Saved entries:

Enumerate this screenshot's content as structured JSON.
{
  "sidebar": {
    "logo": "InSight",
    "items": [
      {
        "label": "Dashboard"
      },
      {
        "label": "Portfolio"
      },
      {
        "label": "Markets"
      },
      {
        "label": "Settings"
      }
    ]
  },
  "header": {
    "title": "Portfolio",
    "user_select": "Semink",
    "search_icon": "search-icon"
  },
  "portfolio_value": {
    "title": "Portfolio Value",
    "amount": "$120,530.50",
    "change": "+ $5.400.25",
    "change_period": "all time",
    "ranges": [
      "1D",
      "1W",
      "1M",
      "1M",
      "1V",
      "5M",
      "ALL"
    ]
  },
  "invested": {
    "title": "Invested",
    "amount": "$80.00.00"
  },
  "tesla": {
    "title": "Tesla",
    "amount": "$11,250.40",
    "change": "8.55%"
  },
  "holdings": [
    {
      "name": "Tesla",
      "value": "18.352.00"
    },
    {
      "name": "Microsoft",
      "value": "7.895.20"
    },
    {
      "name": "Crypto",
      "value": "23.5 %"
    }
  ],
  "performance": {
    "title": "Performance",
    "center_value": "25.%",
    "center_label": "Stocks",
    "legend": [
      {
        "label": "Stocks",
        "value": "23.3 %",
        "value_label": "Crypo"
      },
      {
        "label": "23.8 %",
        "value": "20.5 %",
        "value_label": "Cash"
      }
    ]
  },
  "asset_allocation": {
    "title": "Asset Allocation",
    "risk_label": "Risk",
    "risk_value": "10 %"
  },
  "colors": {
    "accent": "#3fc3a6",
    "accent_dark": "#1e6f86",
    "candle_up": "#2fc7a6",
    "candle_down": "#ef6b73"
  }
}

• _TASK TO COMPLETE_
In the records above, find each line that holds the word "name"; copy all such lines.

• _ANSWER TO THIS TASK_
      "name": "Tesla",
      "name": "Microsoft",
      "name": "Crypto",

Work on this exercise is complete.